╔══

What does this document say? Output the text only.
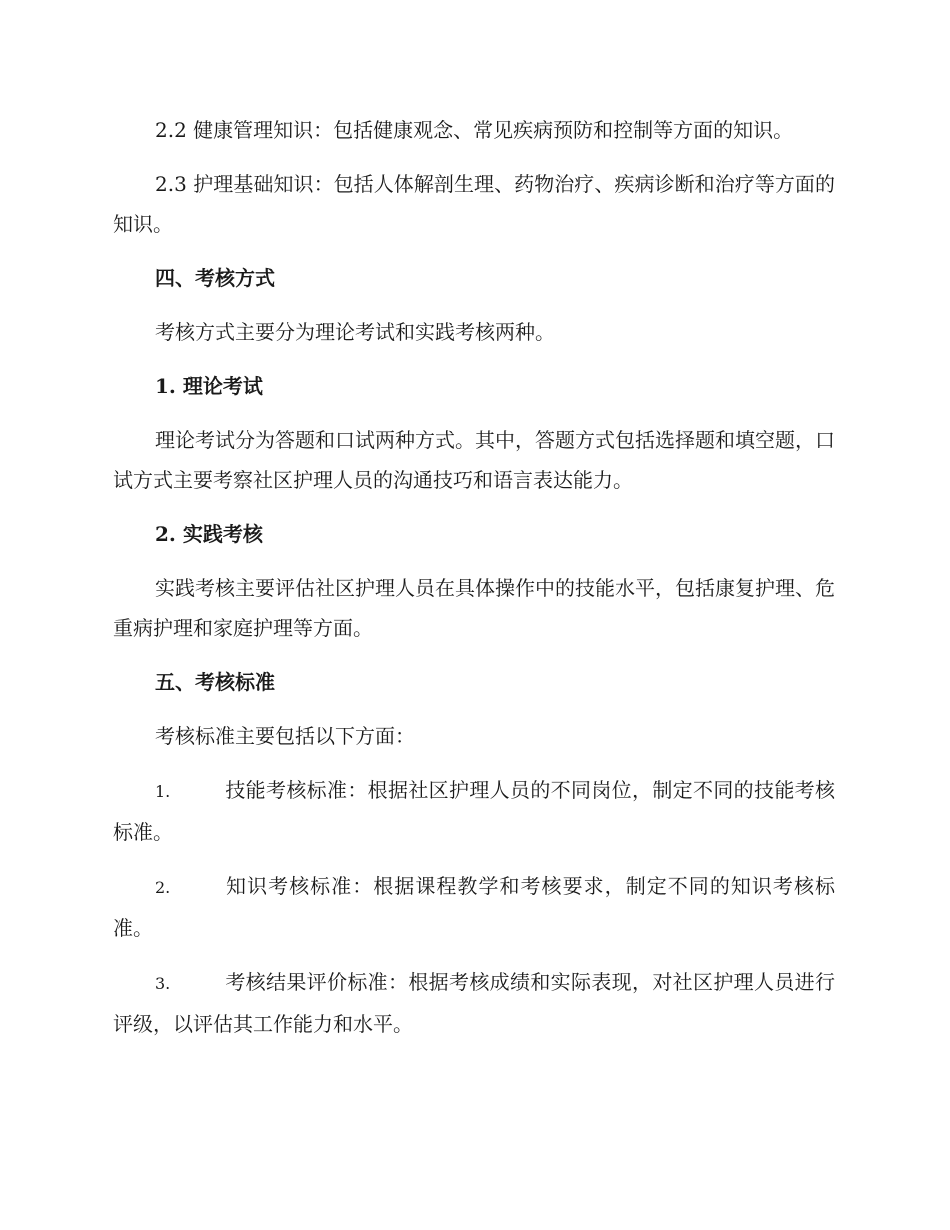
2.2 健康管理知识：包括健康观念、常见疾病预防和控制等方面的知识。

2.3 护理基础知识：包括人体解剖生理、药物治疗、疾病诊断和治疗等方面的知识。

四、考核方式

考核方式主要分为理论考试和实践考核两种。

1. 理论考试

理论考试分为答题和口试两种方式。其中，答题方式包括选择题和填空题，口试方式主要考察社区护理人员的沟通技巧和语言表达能力。

2. 实践考核

实践考核主要评估社区护理人员在具体操作中的技能水平，包括康复护理、危重病护理和家庭护理等方面。

五、考核标准

考核标准主要包括以下方面：

1.	技能考核标准：根据社区护理人员的不同岗位，制定不同的技能考核标准。

2.	知识考核标准：根据课程教学和考核要求，制定不同的知识考核标准。

3.	考核结果评价标准：根据考核成绩和实际表现，对社区护理人员进行评级，以评估其工作能力和水平。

╚══

Every entry should be returned exactly as written, minus the pictures.

» WORKED SOLUTION:
What does this document say? Output the text only.
2.2 健康管理知识：包括健康观念、常见疾病预防和控制等方面的知识。

2.3 护理基础知识：包括人体解剖生理、药物治疗、疾病诊断和治疗等方面的知识。

四、考核方式

考核方式主要分为理论考试和实践考核两种。

1. 理论考试

理论考试分为答题和口试两种方式。其中，答题方式包括选择题和填空题，口试方式主要考察社区护理人员的沟通技巧和语言表达能力。

2. 实践考核

实践考核主要评估社区护理人员在具体操作中的技能水平，包括康复护理、危重病护理和家庭护理等方面。

五、考核标准

考核标准主要包括以下方面：

1.	技能考核标准：根据社区护理人员的不同岗位，制定不同的技能考核标准。

2.	知识考核标准：根据课程教学和考核要求，制定不同的知识考核标准。

3.	考核结果评价标准：根据考核成绩和实际表现，对社区护理人员进行评级，以评估其工作能力和水平。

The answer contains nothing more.